» Data provided:
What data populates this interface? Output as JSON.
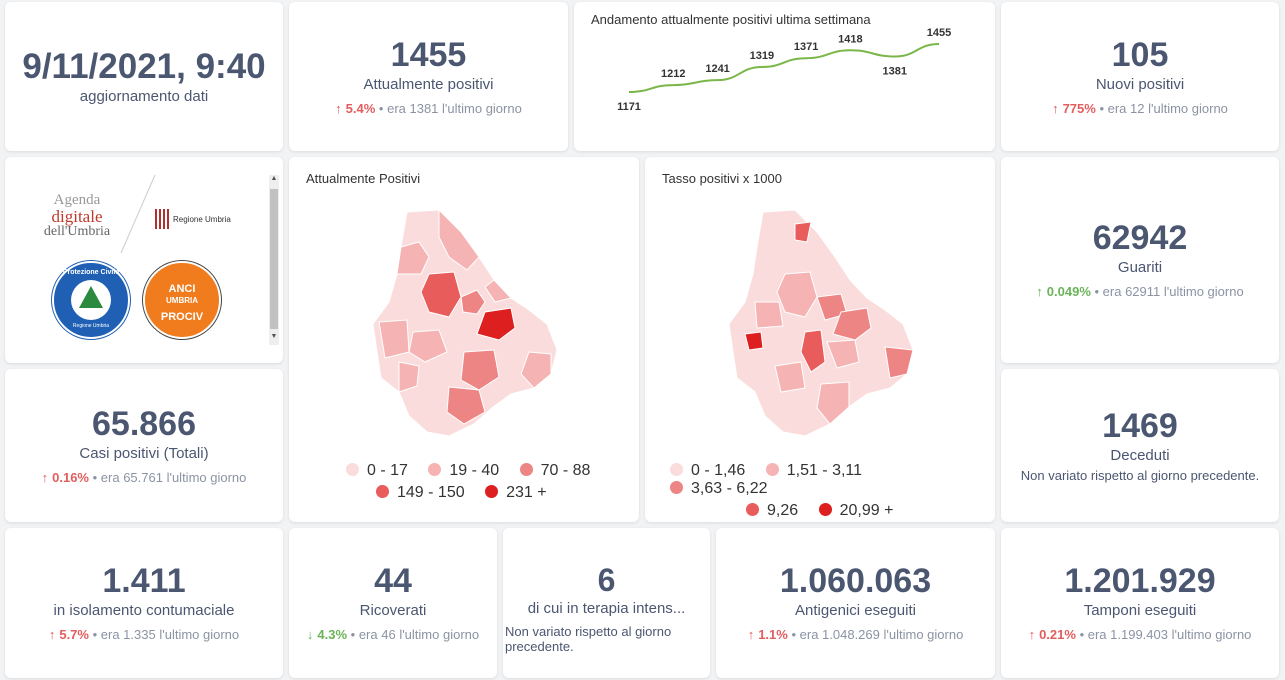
{
  "update": {
    "datetime": "9/11/2021, 9:40",
    "label": "aggiornamento dati"
  },
  "attualmente": {
    "value": "1455",
    "label": "Attualmente positivi",
    "pct": "5.4%",
    "prev": "• era 1381",
    "tail": "l'ultimo giorno"
  },
  "trend": {
    "title": "Andamento attualmente positivi ultima settimana",
    "chart_data": {
      "type": "line",
      "values": [
        1171,
        1212,
        1241,
        1319,
        1371,
        1418,
        1381,
        1455
      ],
      "labels": [
        "1171",
        "1212",
        "1241",
        "1319",
        "1371",
        "1418",
        "1381",
        "1455"
      ],
      "color": "#7ab648"
    }
  },
  "nuovi": {
    "value": "105",
    "label": "Nuovi positivi",
    "pct": "775%",
    "prev": "• era 12",
    "tail": "l'ultimo giorno"
  },
  "logos": {
    "agenda1": "Agenda",
    "agenda2": "digitale",
    "agenda3": "dell'Umbria",
    "regione": "Regione Umbria",
    "protezione": "Protezione Civile",
    "protezione_sub": "Regione Umbria",
    "anci1": "ANCI",
    "anci2": "UMBRIA",
    "anci3": "PROCIV"
  },
  "map1": {
    "title": "Attualmente Positivi",
    "legend": [
      "0 - 17",
      "19 - 40",
      "70 - 88",
      "149 - 150",
      "231 +"
    ]
  },
  "map2": {
    "title": "Tasso positivi x 1000",
    "legend": [
      "0 - 1,46",
      "1,51 - 3,11",
      "3,63 - 6,22",
      "9,26",
      "20,99 +"
    ]
  },
  "legend_colors": [
    "#fbdcdc",
    "#f5b3b3",
    "#ee8585",
    "#e85c5c",
    "#dd1f1f"
  ],
  "guariti": {
    "value": "62942",
    "label": "Guariti",
    "pct": "0.049%",
    "prev": "• era 62911",
    "tail": "l'ultimo giorno"
  },
  "casi": {
    "value": "65.866",
    "label": "Casi positivi (Totali)",
    "pct": "0.16%",
    "prev": "• era 65.761",
    "tail": "l'ultimo giorno"
  },
  "deceduti": {
    "value": "1469",
    "label": "Deceduti",
    "note": "Non variato rispetto al giorno precedente."
  },
  "isolamento": {
    "value": "1.411",
    "label": "in isolamento contumaciale",
    "pct": "5.7%",
    "prev": "• era 1.335",
    "tail": "l'ultimo giorno"
  },
  "ricoverati": {
    "value": "44",
    "label": "Ricoverati",
    "pct": "4.3%",
    "prev": "• era 46",
    "tail": "l'ultimo giorno"
  },
  "terapia": {
    "value": "6",
    "label": "di cui in terapia intens...",
    "note": "Non variato rispetto al giorno precedente."
  },
  "antigenici": {
    "value": "1.060.063",
    "label": "Antigenici eseguiti",
    "pct": "1.1%",
    "prev": "• era 1.048.269",
    "tail": "l'ultimo giorno"
  },
  "tamponi": {
    "value": "1.201.929",
    "label": "Tamponi eseguiti",
    "pct": "0.21%",
    "prev": "• era 1.199.403",
    "tail": "l'ultimo giorno"
  }
}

» Requirements: Please transcribe the material above exactly as written. Leave the pictures out.

» Exercise result:
What data populates this interface? Output as JSON.
{
  "update": {
    "datetime": "9/11/2021, 9:40",
    "label": "aggiornamento dati"
  },
  "attualmente": {
    "value": "1455",
    "label": "Attualmente positivi",
    "pct": "5.4%",
    "prev": "• era 1381",
    "tail": "l'ultimo giorno"
  },
  "trend": {
    "title": "Andamento attualmente positivi ultima settimana",
    "chart_data": {
      "type": "line",
      "values": [
        1171,
        1212,
        1241,
        1319,
        1371,
        1418,
        1381,
        1455
      ],
      "labels": [
        "1171",
        "1212",
        "1241",
        "1319",
        "1371",
        "1418",
        "1381",
        "1455"
      ],
      "color": "#7ab648"
    }
  },
  "nuovi": {
    "value": "105",
    "label": "Nuovi positivi",
    "pct": "775%",
    "prev": "• era 12",
    "tail": "l'ultimo giorno"
  },
  "logos": {
    "agenda1": "Agenda",
    "agenda2": "digitale",
    "agenda3": "dell'Umbria",
    "regione": "Regione Umbria",
    "protezione": "Protezione Civile",
    "protezione_sub": "Regione Umbria",
    "anci1": "ANCI",
    "anci2": "UMBRIA",
    "anci3": "PROCIV"
  },
  "map1": {
    "title": "Attualmente Positivi",
    "legend": [
      "0 - 17",
      "19 - 40",
      "70 - 88",
      "149 - 150",
      "231 +"
    ]
  },
  "map2": {
    "title": "Tasso positivi x 1000",
    "legend": [
      "0 - 1,46",
      "1,51 - 3,11",
      "3,63 - 6,22",
      "9,26",
      "20,99 +"
    ]
  },
  "legend_colors": [
    "#fbdcdc",
    "#f5b3b3",
    "#ee8585",
    "#e85c5c",
    "#dd1f1f"
  ],
  "guariti": {
    "value": "62942",
    "label": "Guariti",
    "pct": "0.049%",
    "prev": "• era 62911",
    "tail": "l'ultimo giorno"
  },
  "casi": {
    "value": "65.866",
    "label": "Casi positivi (Totali)",
    "pct": "0.16%",
    "prev": "• era 65.761",
    "tail": "l'ultimo giorno"
  },
  "deceduti": {
    "value": "1469",
    "label": "Deceduti",
    "note": "Non variato rispetto al giorno precedente."
  },
  "isolamento": {
    "value": "1.411",
    "label": "in isolamento contumaciale",
    "pct": "5.7%",
    "prev": "• era 1.335",
    "tail": "l'ultimo giorno"
  },
  "ricoverati": {
    "value": "44",
    "label": "Ricoverati",
    "pct": "4.3%",
    "prev": "• era 46",
    "tail": "l'ultimo giorno"
  },
  "terapia": {
    "value": "6",
    "label": "di cui in terapia intens...",
    "note": "Non variato rispetto al giorno precedente."
  },
  "antigenici": {
    "value": "1.060.063",
    "label": "Antigenici eseguiti",
    "pct": "1.1%",
    "prev": "• era 1.048.269",
    "tail": "l'ultimo giorno"
  },
  "tamponi": {
    "value": "1.201.929",
    "label": "Tamponi eseguiti",
    "pct": "0.21%",
    "prev": "• era 1.199.403",
    "tail": "l'ultimo giorno"
  }
}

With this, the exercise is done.